* TASK GOAL *
Can you reproduce every listing below with "interactable" substituted by "clickable" throughout, changing nothing else and leaving out the pictures?

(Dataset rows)
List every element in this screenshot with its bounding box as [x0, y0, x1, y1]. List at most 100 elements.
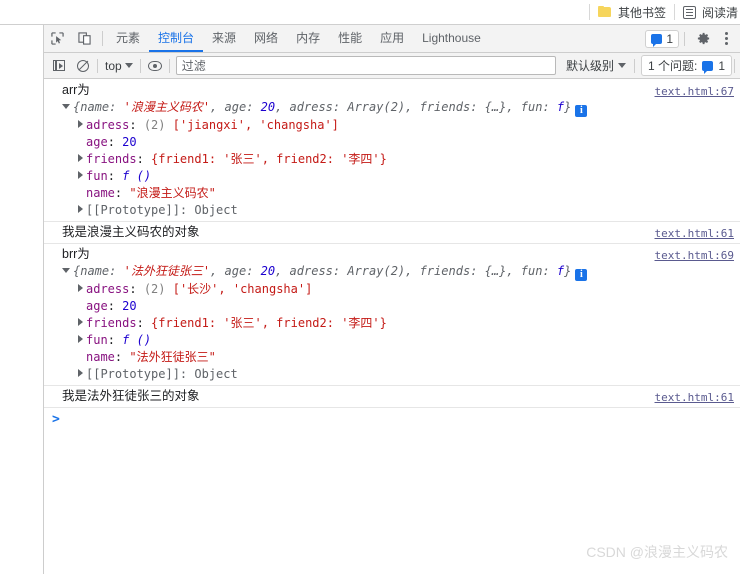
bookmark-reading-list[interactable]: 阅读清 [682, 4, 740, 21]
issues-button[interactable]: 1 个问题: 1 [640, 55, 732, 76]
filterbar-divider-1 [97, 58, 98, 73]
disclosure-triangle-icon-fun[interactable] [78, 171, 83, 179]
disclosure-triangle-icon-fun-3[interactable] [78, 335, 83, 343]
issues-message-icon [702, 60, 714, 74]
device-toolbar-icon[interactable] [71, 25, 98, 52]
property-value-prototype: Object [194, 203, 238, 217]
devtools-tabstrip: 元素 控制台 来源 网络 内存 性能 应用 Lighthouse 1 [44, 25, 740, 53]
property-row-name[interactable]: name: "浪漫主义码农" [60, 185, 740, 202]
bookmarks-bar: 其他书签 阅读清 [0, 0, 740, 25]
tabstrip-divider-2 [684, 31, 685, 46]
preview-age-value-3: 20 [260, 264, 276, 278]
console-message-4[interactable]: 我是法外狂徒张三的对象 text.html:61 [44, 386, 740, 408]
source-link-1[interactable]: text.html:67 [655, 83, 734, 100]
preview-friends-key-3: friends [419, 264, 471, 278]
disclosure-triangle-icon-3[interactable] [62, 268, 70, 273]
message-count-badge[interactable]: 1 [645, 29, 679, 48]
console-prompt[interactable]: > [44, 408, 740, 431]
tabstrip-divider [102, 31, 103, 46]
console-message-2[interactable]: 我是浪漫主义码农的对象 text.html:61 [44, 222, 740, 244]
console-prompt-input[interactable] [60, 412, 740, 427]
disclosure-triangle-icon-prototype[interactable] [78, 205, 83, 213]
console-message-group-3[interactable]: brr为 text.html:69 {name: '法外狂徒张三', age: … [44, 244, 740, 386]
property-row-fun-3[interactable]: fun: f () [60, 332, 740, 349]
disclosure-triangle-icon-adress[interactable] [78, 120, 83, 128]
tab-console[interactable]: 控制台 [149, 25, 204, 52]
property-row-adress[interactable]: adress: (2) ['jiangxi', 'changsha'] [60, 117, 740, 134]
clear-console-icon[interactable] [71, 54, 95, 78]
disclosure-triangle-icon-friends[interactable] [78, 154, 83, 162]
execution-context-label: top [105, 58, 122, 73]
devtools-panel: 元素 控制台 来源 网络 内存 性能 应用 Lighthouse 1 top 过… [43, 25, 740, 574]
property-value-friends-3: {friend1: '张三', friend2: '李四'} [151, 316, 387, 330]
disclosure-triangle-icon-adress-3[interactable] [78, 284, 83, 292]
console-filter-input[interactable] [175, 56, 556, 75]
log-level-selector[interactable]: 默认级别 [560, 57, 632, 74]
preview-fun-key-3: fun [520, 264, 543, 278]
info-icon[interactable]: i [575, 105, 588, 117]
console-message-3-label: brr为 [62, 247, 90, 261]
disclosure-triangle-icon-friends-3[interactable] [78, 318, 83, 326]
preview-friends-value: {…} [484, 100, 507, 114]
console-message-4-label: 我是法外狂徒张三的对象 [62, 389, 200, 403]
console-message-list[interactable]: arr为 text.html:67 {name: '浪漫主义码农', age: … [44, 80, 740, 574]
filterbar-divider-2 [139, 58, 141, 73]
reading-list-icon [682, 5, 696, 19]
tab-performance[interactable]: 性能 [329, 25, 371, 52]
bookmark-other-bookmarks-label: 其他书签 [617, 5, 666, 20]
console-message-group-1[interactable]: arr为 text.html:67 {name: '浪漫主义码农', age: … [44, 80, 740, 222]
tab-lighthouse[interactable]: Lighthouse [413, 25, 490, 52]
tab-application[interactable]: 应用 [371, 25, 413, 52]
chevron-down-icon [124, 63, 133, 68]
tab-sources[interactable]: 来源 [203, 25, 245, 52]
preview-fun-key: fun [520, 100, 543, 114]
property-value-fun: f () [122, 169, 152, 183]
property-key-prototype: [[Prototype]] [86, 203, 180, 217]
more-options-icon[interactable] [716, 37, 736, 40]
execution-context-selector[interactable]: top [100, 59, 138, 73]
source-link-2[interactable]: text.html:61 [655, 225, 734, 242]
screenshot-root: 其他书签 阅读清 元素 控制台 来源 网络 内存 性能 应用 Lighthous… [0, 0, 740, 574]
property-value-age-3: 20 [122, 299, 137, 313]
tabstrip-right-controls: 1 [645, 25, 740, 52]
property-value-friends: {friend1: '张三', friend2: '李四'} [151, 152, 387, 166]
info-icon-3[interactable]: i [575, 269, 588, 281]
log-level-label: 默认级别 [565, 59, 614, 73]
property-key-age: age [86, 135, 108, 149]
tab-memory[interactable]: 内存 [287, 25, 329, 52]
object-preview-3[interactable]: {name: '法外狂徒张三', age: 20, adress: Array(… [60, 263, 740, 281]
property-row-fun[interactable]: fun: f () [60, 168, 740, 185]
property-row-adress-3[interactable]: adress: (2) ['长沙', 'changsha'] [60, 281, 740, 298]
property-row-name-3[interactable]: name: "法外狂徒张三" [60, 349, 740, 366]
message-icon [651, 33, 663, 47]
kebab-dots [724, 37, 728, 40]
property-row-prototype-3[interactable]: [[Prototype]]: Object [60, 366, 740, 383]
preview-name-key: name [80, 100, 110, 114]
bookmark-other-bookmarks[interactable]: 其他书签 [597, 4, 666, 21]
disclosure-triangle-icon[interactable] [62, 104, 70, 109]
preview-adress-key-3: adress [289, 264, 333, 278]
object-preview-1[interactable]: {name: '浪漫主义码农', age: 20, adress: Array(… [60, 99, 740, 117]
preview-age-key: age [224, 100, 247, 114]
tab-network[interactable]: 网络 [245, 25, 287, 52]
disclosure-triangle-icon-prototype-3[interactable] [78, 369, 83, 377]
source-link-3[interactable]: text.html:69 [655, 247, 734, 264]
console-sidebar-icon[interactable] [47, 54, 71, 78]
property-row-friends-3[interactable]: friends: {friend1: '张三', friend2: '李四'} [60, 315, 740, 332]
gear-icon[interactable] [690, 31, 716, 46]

* TASK OUTPUT *
List every element in this screenshot with its bounding box as [x0, y0, x1, y1]. List at most 100 elements.
bookmark-reading-list[clickable]: 阅读清 [682, 4, 740, 21]
issues-button[clickable]: 1 个问题: 1 [640, 55, 732, 76]
filterbar-divider-1 [97, 58, 98, 73]
disclosure-triangle-icon-fun[clickable] [78, 171, 83, 179]
disclosure-triangle-icon-fun-3[clickable] [78, 335, 83, 343]
issues-message-icon [702, 60, 714, 74]
device-toolbar-icon[clickable] [71, 25, 98, 52]
property-value-prototype: Object [194, 203, 238, 217]
devtools-tabstrip: 元素 控制台 来源 网络 内存 性能 应用 Lighthouse 1 [44, 25, 740, 53]
property-row-name[clickable]: name: "浪漫主义码农" [60, 185, 740, 202]
bookmarks-bar: 其他书签 阅读清 [0, 0, 740, 25]
tabstrip-divider-2 [684, 31, 685, 46]
preview-age-value-3: 20 [260, 264, 276, 278]
console-message-4[clickable]: 我是法外狂徒张三的对象 text.html:61 [44, 386, 740, 408]
source-link-1[clickable]: text.html:67 [655, 83, 734, 100]
preview-friends-key-3: friends [419, 264, 471, 278]
disclosure-triangle-icon-3[clickable] [62, 268, 70, 273]
message-count-badge[clickable]: 1 [645, 29, 679, 48]
console-prompt[clickable]: > [44, 408, 740, 431]
tabstrip-divider [102, 31, 103, 46]
console-message-2[clickable]: 我是浪漫主义码农的对象 text.html:61 [44, 222, 740, 244]
console-prompt-input[clickable] [60, 412, 740, 427]
disclosure-triangle-icon-prototype[clickable] [78, 205, 83, 213]
console-message-group-3[clickable]: brr为 text.html:69 {name: '法外狂徒张三', age: … [44, 244, 740, 386]
property-row-fun-3[clickable]: fun: f () [60, 332, 740, 349]
disclosure-triangle-icon-adress[clickable] [78, 120, 83, 128]
tab-console[clickable]: 控制台 [149, 25, 204, 52]
property-row-adress[clickable]: adress: (2) ['jiangxi', 'changsha'] [60, 117, 740, 134]
clear-console-icon[clickable] [71, 54, 95, 78]
disclosure-triangle-icon-friends[clickable] [78, 154, 83, 162]
execution-context-label: top [105, 58, 122, 73]
devtools-panel: 元素 控制台 来源 网络 内存 性能 应用 Lighthouse 1 top 过… [43, 25, 740, 574]
property-value-friends-3: {friend1: '张三', friend2: '李四'} [151, 316, 387, 330]
disclosure-triangle-icon-adress-3[clickable] [78, 284, 83, 292]
console-filter-input[clickable] [175, 56, 556, 75]
log-level-selector[clickable]: 默认级别 [560, 57, 632, 74]
preview-fun-key-3: fun [520, 264, 543, 278]
info-icon[clickable]: i [575, 105, 588, 117]
console-message-3-label: brr为 [62, 247, 90, 261]
disclosure-triangle-icon-friends-3[clickable] [78, 318, 83, 326]
preview-friends-value: {…} [484, 100, 507, 114]
console-message-4-label: 我是法外狂徒张三的对象 [62, 389, 200, 403]
console-message-list[clickable]: arr为 text.html:67 {name: '浪漫主义码农', age: … [44, 80, 740, 574]
filterbar-divider-2 [139, 58, 141, 73]
reading-list-icon [682, 5, 696, 19]
tab-performance[clickable]: 性能 [329, 25, 371, 52]
bookmark-other-bookmarks-label: 其他书签 [617, 5, 666, 20]
console-message-group-1[clickable]: arr为 text.html:67 {name: '浪漫主义码农', age: … [44, 80, 740, 222]
tab-lighthouse[clickable]: Lighthouse [413, 25, 490, 52]
tab-application[clickable]: 应用 [371, 25, 413, 52]
chevron-down-icon [124, 63, 133, 68]
tab-sources[clickable]: 来源 [203, 25, 245, 52]
preview-fun-key: fun [520, 100, 543, 114]
property-value-fun: f () [122, 169, 152, 183]
property-key-prototype: [[Prototype]] [86, 203, 180, 217]
more-options-icon[clickable] [716, 37, 736, 40]
execution-context-selector[clickable]: top [100, 59, 138, 73]
source-link-2[clickable]: text.html:61 [655, 225, 734, 242]
screenshot-root: 其他书签 阅读清 元素 控制台 来源 网络 内存 性能 应用 Lighthous… [0, 0, 740, 574]
property-value-age-3: 20 [122, 299, 137, 313]
tabstrip-right-controls: 1 [645, 25, 740, 52]
property-value-friends: {friend1: '张三', friend2: '李四'} [151, 152, 387, 166]
info-icon-3[clickable]: i [575, 269, 588, 281]
log-level-label: 默认级别 [565, 59, 614, 73]
property-key-age: age [86, 135, 108, 149]
tab-memory[clickable]: 内存 [287, 25, 329, 52]
object-preview-3[clickable]: {name: '法外狂徒张三', age: 20, adress: Array(… [60, 263, 740, 281]
property-row-fun[clickable]: fun: f () [60, 168, 740, 185]
property-row-adress-3[clickable]: adress: (2) ['长沙', 'changsha'] [60, 281, 740, 298]
property-row-name-3[clickable]: name: "法外狂徒张三" [60, 349, 740, 366]
message-icon [651, 33, 663, 47]
kebab-dots [724, 37, 728, 40]
property-row-prototype-3[clickable]: [[Prototype]]: Object [60, 366, 740, 383]
preview-name-key: name [80, 100, 110, 114]
bookmark-other-bookmarks[clickable]: 其他书签 [597, 4, 666, 21]
disclosure-triangle-icon[clickable] [62, 104, 70, 109]
preview-adress-key-3: adress [289, 264, 333, 278]
object-preview-1[clickable]: {name: '浪漫主义码农', age: 20, adress: Array(… [60, 99, 740, 117]
preview-age-key: age [224, 100, 247, 114]
tab-network[clickable]: 网络 [245, 25, 287, 52]
disclosure-triangle-icon-prototype-3[clickable] [78, 369, 83, 377]
source-link-3[clickable]: text.html:69 [655, 247, 734, 264]
console-sidebar-icon[clickable] [47, 54, 71, 78]
property-row-friends-3[clickable]: friends: {friend1: '张三', friend2: '李四'} [60, 315, 740, 332]
gear-icon[clickable] [690, 31, 716, 46]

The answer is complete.